— begin Input material —

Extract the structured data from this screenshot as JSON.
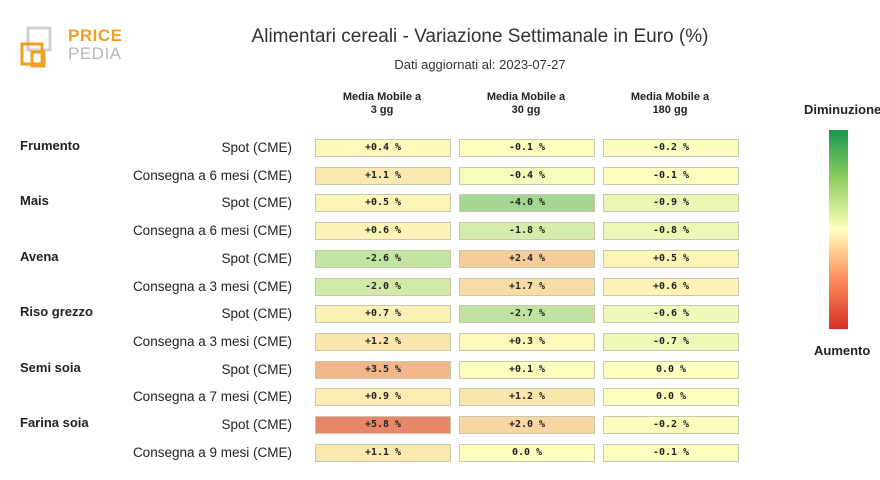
{
  "logo": {
    "line1": "PRICE",
    "line2": "PEDIA"
  },
  "title": "Alimentari cereali - Variazione Settimanale in Euro (%)",
  "subtitle": "Dati aggiornati al: 2023-07-27",
  "legend": {
    "top": "Diminuzione",
    "bottom": "Aumento"
  },
  "chart_data": {
    "type": "table",
    "columns": [
      {
        "line1": "Media Mobile a",
        "line2": "3 gg"
      },
      {
        "line1": "Media Mobile a",
        "line2": "30 gg"
      },
      {
        "line1": "Media Mobile a",
        "line2": "180 gg"
      }
    ],
    "groups": [
      {
        "name": "Frumento",
        "rows": [
          {
            "label": "Spot (CME)",
            "values": [
              0.4,
              -0.1,
              -0.2
            ],
            "display": [
              "+0.4 %",
              "-0.1 %",
              "-0.2 %"
            ]
          },
          {
            "label": "Consegna a 6 mesi (CME)",
            "values": [
              1.1,
              -0.4,
              -0.1
            ],
            "display": [
              "+1.1 %",
              "-0.4 %",
              "-0.1 %"
            ]
          }
        ]
      },
      {
        "name": "Mais",
        "rows": [
          {
            "label": "Spot (CME)",
            "values": [
              0.5,
              -4.0,
              -0.9
            ],
            "display": [
              "+0.5 %",
              "-4.0 %",
              "-0.9 %"
            ]
          },
          {
            "label": "Consegna a 6 mesi (CME)",
            "values": [
              0.6,
              -1.8,
              -0.8
            ],
            "display": [
              "+0.6 %",
              "-1.8 %",
              "-0.8 %"
            ]
          }
        ]
      },
      {
        "name": "Avena",
        "rows": [
          {
            "label": "Spot (CME)",
            "values": [
              -2.6,
              2.4,
              0.5
            ],
            "display": [
              "-2.6 %",
              "+2.4 %",
              "+0.5 %"
            ]
          },
          {
            "label": "Consegna a 3 mesi (CME)",
            "values": [
              -2.0,
              1.7,
              0.6
            ],
            "display": [
              "-2.0 %",
              "+1.7 %",
              "+0.6 %"
            ]
          }
        ]
      },
      {
        "name": "Riso grezzo",
        "rows": [
          {
            "label": "Spot (CME)",
            "values": [
              0.7,
              -2.7,
              -0.6
            ],
            "display": [
              "+0.7 %",
              "-2.7 %",
              "-0.6 %"
            ]
          },
          {
            "label": "Consegna a 3 mesi (CME)",
            "values": [
              1.2,
              0.3,
              -0.7
            ],
            "display": [
              "+1.2 %",
              "+0.3 %",
              "-0.7 %"
            ]
          }
        ]
      },
      {
        "name": "Semi soia",
        "rows": [
          {
            "label": "Spot (CME)",
            "values": [
              3.5,
              0.1,
              0.0
            ],
            "display": [
              "+3.5 %",
              "+0.1 %",
              "0.0 %"
            ]
          },
          {
            "label": "Consegna a 7 mesi (CME)",
            "values": [
              0.9,
              1.2,
              0.0
            ],
            "display": [
              "+0.9 %",
              "+1.2 %",
              "0.0 %"
            ]
          }
        ]
      },
      {
        "name": "Farina soia",
        "rows": [
          {
            "label": "Spot (CME)",
            "values": [
              5.8,
              2.0,
              -0.2
            ],
            "display": [
              "+5.8 %",
              "+2.0 %",
              "-0.2 %"
            ]
          },
          {
            "label": "Consegna a 9 mesi (CME)",
            "values": [
              1.1,
              0.0,
              -0.1
            ],
            "display": [
              "+1.1 %",
              "0.0 %",
              "-0.1 %"
            ]
          }
        ]
      }
    ],
    "color_scale": {
      "low_color": "#1a9850",
      "mid_color": "#ffffbf",
      "high_color": "#d73027",
      "range": [
        -10,
        10
      ]
    }
  }
}
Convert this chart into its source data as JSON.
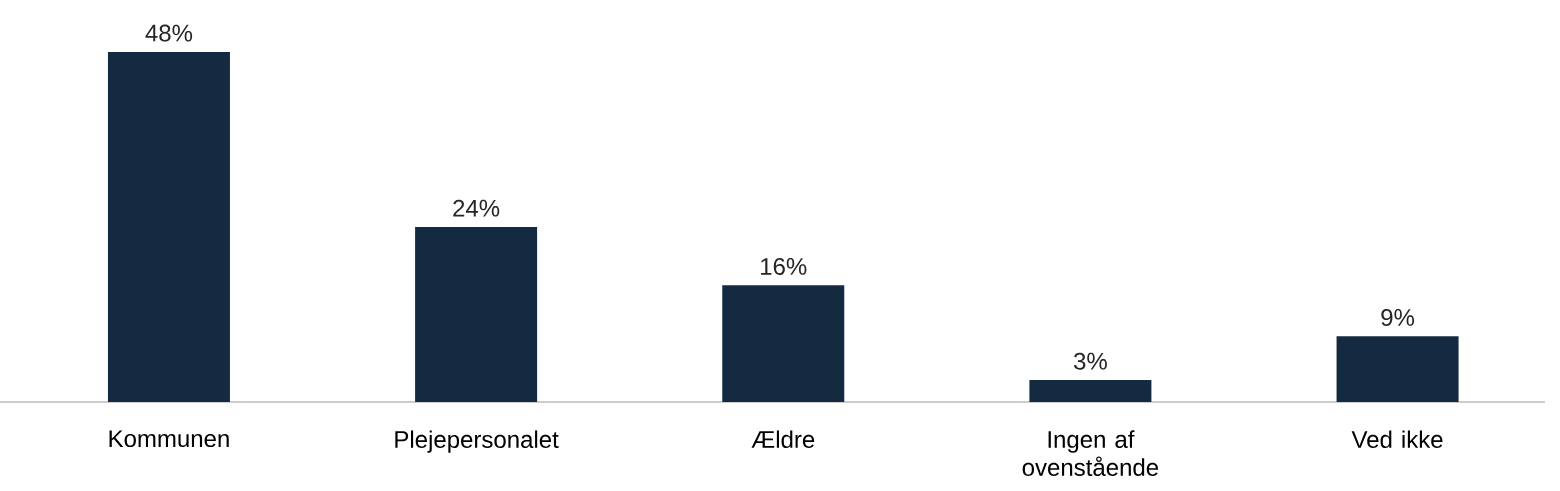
{
  "chart_data": {
    "type": "bar",
    "categories": [
      "Kommunen",
      "Plejepersonalet",
      "Ældre",
      "Ingen af ovenstående",
      "Ved ikke"
    ],
    "values": [
      48,
      24,
      16,
      3,
      9
    ],
    "value_labels": [
      "48%",
      "24%",
      "16%",
      "3%",
      "9%"
    ],
    "color": "#142a40"
  }
}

— end Input material —

Within the records above, how many lines include the word "this"? State the number by itself.

> _Complete output_
2